— BEGIN DATASET ROWS —

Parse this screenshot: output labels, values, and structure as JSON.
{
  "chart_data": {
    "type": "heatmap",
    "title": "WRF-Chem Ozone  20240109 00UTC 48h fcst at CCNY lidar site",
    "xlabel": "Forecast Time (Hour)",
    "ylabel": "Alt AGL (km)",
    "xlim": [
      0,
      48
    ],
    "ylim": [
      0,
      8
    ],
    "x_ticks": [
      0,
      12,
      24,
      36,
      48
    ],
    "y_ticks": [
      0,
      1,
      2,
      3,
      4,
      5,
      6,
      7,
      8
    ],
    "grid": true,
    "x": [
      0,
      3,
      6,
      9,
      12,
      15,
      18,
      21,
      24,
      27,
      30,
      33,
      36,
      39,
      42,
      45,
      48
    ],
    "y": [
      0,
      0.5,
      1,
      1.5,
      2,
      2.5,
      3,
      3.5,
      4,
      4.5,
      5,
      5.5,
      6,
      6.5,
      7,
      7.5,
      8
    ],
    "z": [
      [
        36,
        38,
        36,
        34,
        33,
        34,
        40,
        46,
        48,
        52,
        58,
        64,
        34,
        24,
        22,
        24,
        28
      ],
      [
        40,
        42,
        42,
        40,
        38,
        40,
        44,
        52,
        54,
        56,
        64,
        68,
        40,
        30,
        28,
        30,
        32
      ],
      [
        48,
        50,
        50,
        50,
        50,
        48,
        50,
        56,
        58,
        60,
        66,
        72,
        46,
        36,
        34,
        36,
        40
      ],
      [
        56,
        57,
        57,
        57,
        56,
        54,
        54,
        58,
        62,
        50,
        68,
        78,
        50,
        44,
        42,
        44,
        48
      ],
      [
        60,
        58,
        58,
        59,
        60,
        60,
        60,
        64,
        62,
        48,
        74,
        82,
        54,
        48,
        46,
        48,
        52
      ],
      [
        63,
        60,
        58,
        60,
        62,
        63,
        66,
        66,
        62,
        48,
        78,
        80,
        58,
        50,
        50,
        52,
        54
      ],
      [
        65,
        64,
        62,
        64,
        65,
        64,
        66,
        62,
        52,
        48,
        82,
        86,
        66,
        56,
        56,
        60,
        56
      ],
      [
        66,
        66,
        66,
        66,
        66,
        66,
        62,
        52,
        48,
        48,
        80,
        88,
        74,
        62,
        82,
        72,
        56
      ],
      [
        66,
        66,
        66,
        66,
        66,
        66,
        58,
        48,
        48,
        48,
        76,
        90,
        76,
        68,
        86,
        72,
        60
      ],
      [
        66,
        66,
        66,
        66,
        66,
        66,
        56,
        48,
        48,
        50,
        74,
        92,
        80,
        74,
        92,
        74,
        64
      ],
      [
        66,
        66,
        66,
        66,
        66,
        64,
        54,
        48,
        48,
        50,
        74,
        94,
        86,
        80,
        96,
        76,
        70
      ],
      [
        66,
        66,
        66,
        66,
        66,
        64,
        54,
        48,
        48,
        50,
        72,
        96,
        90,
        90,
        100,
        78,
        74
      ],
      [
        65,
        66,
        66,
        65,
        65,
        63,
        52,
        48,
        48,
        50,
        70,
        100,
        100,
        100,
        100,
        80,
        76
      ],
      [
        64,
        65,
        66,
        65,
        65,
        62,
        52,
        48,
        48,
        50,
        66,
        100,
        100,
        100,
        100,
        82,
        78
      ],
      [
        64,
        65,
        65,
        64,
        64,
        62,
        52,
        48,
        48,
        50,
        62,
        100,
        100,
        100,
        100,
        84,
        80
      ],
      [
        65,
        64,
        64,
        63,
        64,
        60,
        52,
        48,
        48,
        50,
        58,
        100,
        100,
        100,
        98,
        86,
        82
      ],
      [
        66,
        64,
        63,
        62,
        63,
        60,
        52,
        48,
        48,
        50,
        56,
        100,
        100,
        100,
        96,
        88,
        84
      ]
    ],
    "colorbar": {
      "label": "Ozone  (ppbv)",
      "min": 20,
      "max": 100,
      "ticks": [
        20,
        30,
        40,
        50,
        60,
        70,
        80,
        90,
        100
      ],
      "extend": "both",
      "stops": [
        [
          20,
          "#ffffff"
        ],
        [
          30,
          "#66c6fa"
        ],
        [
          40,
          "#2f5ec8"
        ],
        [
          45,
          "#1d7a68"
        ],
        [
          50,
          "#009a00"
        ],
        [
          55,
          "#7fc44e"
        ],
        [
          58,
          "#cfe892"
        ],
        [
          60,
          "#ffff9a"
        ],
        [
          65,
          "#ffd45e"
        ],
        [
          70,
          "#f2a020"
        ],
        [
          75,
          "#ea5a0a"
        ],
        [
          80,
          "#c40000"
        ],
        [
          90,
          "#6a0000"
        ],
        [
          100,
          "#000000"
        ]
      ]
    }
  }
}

— END DATASET ROWS —

• WRITTEN REQUEST
Where a line in the material above holds "Ozone", copy that line.

• WRITTEN SOLUTION
    "title": "WRF-Chem Ozone  20240109 00UTC 48h fcst at CCNY lidar site",
      "label": "Ozone  (ppbv)",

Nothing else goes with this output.